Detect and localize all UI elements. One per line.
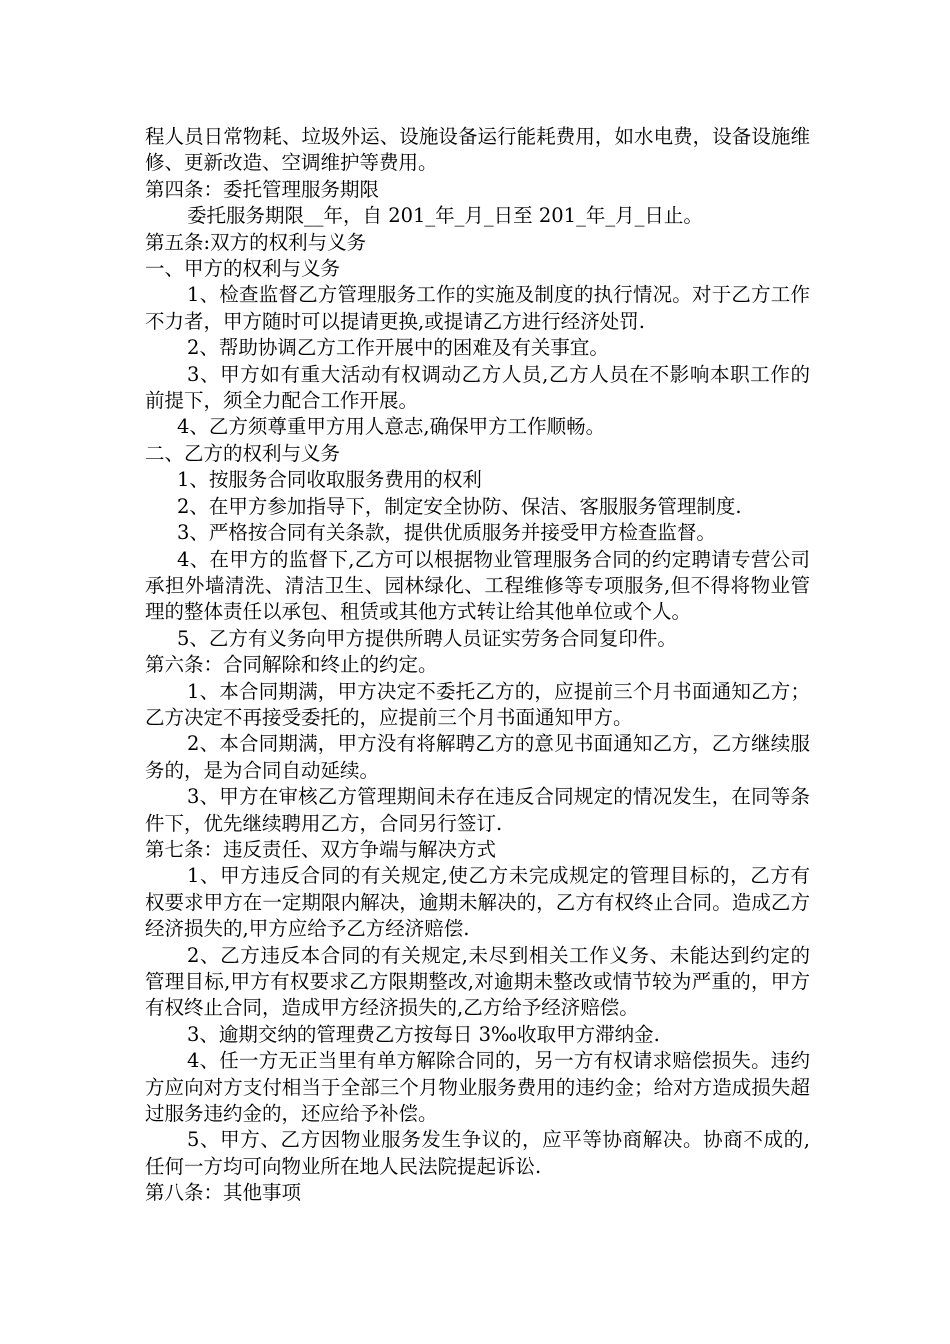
clause-paragraph: 4、乙方须尊重甲方用人意志,确保甲方工作顺畅。: [177, 415, 606, 439]
section-heading: 第四条：委托管理服务期限: [145, 177, 380, 201]
clause-paragraph: 3、逾期交纳的管理费乙方按每日 3‰收取甲方滞纳金.: [187, 1022, 660, 1046]
clause-paragraph: 5、乙方有义务向甲方提供所聘人员证实劳务合同复印件。: [177, 626, 677, 650]
document-body: [145, 124, 810, 1207]
clause-paragraph: 1、按服务合同收取服务费用的权利: [177, 468, 482, 492]
clause-paragraph: 2、帮助协调乙方工作开展中的困难及有关事宜。: [187, 336, 609, 360]
section-heading: 第八条：其他事项: [145, 1181, 302, 1205]
section-heading: 第七条：违反责任、双方争端与解决方式: [145, 837, 497, 861]
clause-paragraph: 3、甲方在审核乙方管理期间未存在违反合同规定的情况发生，在同等条件下，优先继续聘用乙方，合同另行签订.: [145, 785, 810, 835]
clause-paragraph: 2、本合同期满，甲方没有将解聘乙方的意见书面通知乙方，乙方继续服务的，是为合同自动延续。: [145, 732, 810, 782]
section-heading: 第六条：合同解除和终止的约定。: [145, 653, 438, 677]
clause-paragraph: 1、甲方违反合同的有关规定,使乙方未完成规定的管理目标的，乙方有权要求甲方在一定期限内解决，逾期未解决的，乙方有权终止合同。造成乙方经济损失的,甲方应给予乙方经济赔偿.: [145, 864, 810, 941]
clause-paragraph: 4、任一方无正当里有单方解除合同的，另一方有权请求赔偿损失。违约方应向对方支付相当于全部三个月物业服务费用的违约金；给对方造成损失超过服务违约金的，还应给予补偿。: [145, 1049, 810, 1126]
clause-paragraph: 5、甲方、乙方因物业服务发生争议的，应平等协商解决。协商不成的,任何一方均可向物业所在地人民法院提起诉讼.: [145, 1128, 810, 1178]
clause-paragraph: 委托服务期限__年，自 201_年_月_日至 201_年_月_日止。: [187, 204, 703, 228]
clause-paragraph: 2、乙方违反本合同的有关规定,未尽到相关工作义务、未能达到约定的管理目标,甲方有权要求乙方限期整改,对逾期未整改或情节较为严重的，甲方有权终止合同，造成甲方经济损失的,乙方给予经济赔偿。: [145, 943, 810, 1020]
clause-paragraph: 3、严格按合同有关条款，提供优质服务并接受甲方检查监督。: [177, 521, 716, 545]
section-heading: 程人员日常物耗、垃圾外运、设施设备运行能耗费用，如水电费，设备设施维修、更新改造、空调维护等费用。: [145, 125, 810, 175]
section-heading: 第五条:双方的权利与义务: [145, 230, 367, 254]
section-heading: 二、乙方的权利与义务: [145, 441, 341, 465]
clause-paragraph: 1、本合同期满，甲方决定不委托乙方的，应提前三个月书面通知乙方；乙方决定不再接受委托的，应提前三个月书面通知甲方。: [145, 679, 810, 729]
section-heading: 一、甲方的权利与义务: [145, 257, 341, 281]
clause-paragraph: 3、甲方如有重大活动有权调动乙方人员,乙方人员在不影响本职工作的前提下，须全力配合工作开展。: [145, 362, 810, 413]
clause-paragraph: 4、在甲方的监督下,乙方可以根据物业管理服务合同的约定聘请专营公司承担外墙清洗、清洁卫生、园林绿化、工程维修等专项服务,但不得将物业管理的整体责任以承包、租赁或其他方式转让给其他单位或个人。: [145, 547, 810, 624]
clause-paragraph: 2、在甲方参加指导下，制定安全协防、保洁、客服服务管理制度.: [177, 494, 742, 518]
clause-paragraph: 1、检查监督乙方管理服务工作的实施及制度的执行情况。对于乙方工作不力者，甲方随时可以提请更换,或提请乙方进行经济处罚.: [145, 283, 810, 333]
_ _ _ _ _
* WHAT IS ASKED:
Reproduce the records above, substituting "contract-clause" for every occurrence of "clause-paragraph" and keeping everything else unchanged. Omit the pictures from the output.

* REPLY:
Detect and localize all UI elements. One per line.
contract-clause: 4、乙方须尊重甲方用人意志,确保甲方工作顺畅。: [177, 415, 606, 439]
section-heading: 第四条：委托管理服务期限: [145, 177, 380, 201]
contract-clause: 3、逾期交纳的管理费乙方按每日 3‰收取甲方滞纳金.: [187, 1022, 660, 1046]
contract-clause: 5、乙方有义务向甲方提供所聘人员证实劳务合同复印件。: [177, 626, 677, 650]
document-body: [145, 124, 810, 1207]
contract-clause: 1、按服务合同收取服务费用的权利: [177, 468, 482, 492]
contract-clause: 2、帮助协调乙方工作开展中的困难及有关事宜。: [187, 336, 609, 360]
section-heading: 第八条：其他事项: [145, 1181, 302, 1205]
section-heading: 第七条：违反责任、双方争端与解决方式: [145, 837, 497, 861]
contract-clause: 3、甲方在审核乙方管理期间未存在违反合同规定的情况发生，在同等条件下，优先继续聘用乙方，合同另行签订.: [145, 785, 810, 835]
contract-clause: 2、本合同期满，甲方没有将解聘乙方的意见书面通知乙方，乙方继续服务的，是为合同自动延续。: [145, 732, 810, 782]
section-heading: 第六条：合同解除和终止的约定。: [145, 653, 438, 677]
contract-clause: 1、甲方违反合同的有关规定,使乙方未完成规定的管理目标的，乙方有权要求甲方在一定期限内解决，逾期未解决的，乙方有权终止合同。造成乙方经济损失的,甲方应给予乙方经济赔偿.: [145, 864, 810, 941]
contract-clause: 4、任一方无正当里有单方解除合同的，另一方有权请求赔偿损失。违约方应向对方支付相当于全部三个月物业服务费用的违约金；给对方造成损失超过服务违约金的，还应给予补偿。: [145, 1049, 810, 1126]
contract-clause: 5、甲方、乙方因物业服务发生争议的，应平等协商解决。协商不成的,任何一方均可向物业所在地人民法院提起诉讼.: [145, 1128, 810, 1178]
contract-clause: 委托服务期限__年，自 201_年_月_日至 201_年_月_日止。: [187, 204, 703, 228]
contract-clause: 2、乙方违反本合同的有关规定,未尽到相关工作义务、未能达到约定的管理目标,甲方有权要求乙方限期整改,对逾期未整改或情节较为严重的，甲方有权终止合同，造成甲方经济损失的,乙方给予经济赔偿。: [145, 943, 810, 1020]
contract-clause: 3、严格按合同有关条款，提供优质服务并接受甲方检查监督。: [177, 521, 716, 545]
section-heading: 程人员日常物耗、垃圾外运、设施设备运行能耗费用，如水电费，设备设施维修、更新改造、空调维护等费用。: [145, 125, 810, 175]
section-heading: 第五条:双方的权利与义务: [145, 230, 367, 254]
section-heading: 二、乙方的权利与义务: [145, 441, 341, 465]
contract-clause: 1、本合同期满，甲方决定不委托乙方的，应提前三个月书面通知乙方；乙方决定不再接受委托的，应提前三个月书面通知甲方。: [145, 679, 810, 729]
section-heading: 一、甲方的权利与义务: [145, 257, 341, 281]
contract-clause: 3、甲方如有重大活动有权调动乙方人员,乙方人员在不影响本职工作的前提下，须全力配合工作开展。: [145, 362, 810, 413]
contract-clause: 4、在甲方的监督下,乙方可以根据物业管理服务合同的约定聘请专营公司承担外墙清洗、清洁卫生、园林绿化、工程维修等专项服务,但不得将物业管理的整体责任以承包、租赁或其他方式转让给其他单位或个人。: [145, 547, 810, 624]
contract-clause: 2、在甲方参加指导下，制定安全协防、保洁、客服服务管理制度.: [177, 494, 742, 518]
contract-clause: 1、检查监督乙方管理服务工作的实施及制度的执行情况。对于乙方工作不力者，甲方随时可以提请更换,或提请乙方进行经济处罚.: [145, 283, 810, 333]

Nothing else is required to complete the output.